Exercise requirements -> Transcribe word for word the lines spanning the line with "Enumerate this screenshot's" through the end of the records.

(Rows from a dataset)
━━━━━━━━━━
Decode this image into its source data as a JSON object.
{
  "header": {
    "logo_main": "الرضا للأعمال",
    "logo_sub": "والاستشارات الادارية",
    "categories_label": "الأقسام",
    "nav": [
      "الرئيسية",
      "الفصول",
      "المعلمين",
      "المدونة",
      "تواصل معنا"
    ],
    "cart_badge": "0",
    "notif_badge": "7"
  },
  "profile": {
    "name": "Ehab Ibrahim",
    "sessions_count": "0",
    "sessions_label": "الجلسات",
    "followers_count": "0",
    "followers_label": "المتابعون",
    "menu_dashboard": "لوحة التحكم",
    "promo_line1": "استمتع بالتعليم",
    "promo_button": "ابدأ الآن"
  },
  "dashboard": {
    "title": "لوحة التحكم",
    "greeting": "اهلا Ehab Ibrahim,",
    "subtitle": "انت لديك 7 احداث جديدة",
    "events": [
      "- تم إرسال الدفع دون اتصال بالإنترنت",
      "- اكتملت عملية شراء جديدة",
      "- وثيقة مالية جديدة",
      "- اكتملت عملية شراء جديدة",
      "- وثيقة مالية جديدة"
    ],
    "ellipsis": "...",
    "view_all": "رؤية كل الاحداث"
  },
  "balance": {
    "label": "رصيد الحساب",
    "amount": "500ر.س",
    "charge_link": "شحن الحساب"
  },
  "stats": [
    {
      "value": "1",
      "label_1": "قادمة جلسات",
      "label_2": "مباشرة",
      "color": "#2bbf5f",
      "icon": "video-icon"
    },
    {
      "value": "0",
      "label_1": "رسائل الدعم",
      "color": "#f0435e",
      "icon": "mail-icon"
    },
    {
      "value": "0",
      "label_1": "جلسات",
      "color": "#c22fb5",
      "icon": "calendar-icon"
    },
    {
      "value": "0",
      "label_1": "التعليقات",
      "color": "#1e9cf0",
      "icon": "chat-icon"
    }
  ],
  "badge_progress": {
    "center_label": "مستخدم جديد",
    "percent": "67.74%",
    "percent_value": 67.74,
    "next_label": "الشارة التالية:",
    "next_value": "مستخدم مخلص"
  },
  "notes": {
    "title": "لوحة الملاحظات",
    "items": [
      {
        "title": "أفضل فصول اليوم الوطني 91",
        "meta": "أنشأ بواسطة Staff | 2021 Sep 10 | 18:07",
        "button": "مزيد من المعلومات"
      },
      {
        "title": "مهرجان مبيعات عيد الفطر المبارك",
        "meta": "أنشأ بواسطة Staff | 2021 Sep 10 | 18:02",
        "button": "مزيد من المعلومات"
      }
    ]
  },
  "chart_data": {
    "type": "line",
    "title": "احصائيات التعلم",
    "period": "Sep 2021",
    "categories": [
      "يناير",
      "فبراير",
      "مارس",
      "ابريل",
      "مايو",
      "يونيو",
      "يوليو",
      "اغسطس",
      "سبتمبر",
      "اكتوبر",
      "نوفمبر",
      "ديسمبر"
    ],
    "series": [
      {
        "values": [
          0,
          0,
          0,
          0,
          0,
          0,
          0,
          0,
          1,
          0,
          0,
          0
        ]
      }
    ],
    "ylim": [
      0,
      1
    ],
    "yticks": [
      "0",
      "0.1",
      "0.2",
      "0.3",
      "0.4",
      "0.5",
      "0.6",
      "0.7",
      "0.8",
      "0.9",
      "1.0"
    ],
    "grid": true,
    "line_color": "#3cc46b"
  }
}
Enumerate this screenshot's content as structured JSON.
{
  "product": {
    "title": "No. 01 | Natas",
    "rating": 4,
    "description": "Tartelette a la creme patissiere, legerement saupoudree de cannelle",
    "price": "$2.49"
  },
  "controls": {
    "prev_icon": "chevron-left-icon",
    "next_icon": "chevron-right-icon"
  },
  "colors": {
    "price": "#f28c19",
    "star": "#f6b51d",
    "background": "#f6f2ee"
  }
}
━━━━━━━━━━
Response ->
Enumerate this screenshot's content as structured JSON.
{
  "product": {
    "title": "No. 01 | Natas",
    "rating": 4,
    "description": "Tartelette a la creme patissiere, legerement saupoudree de cannelle",
    "price": "$2.49"
  },
  "controls": {
    "prev_icon": "chevron-left-icon",
    "next_icon": "chevron-right-icon"
  },
  "colors": {
    "price": "#f28c19",
    "star": "#f6b51d",
    "background": "#f6f2ee"
  }
}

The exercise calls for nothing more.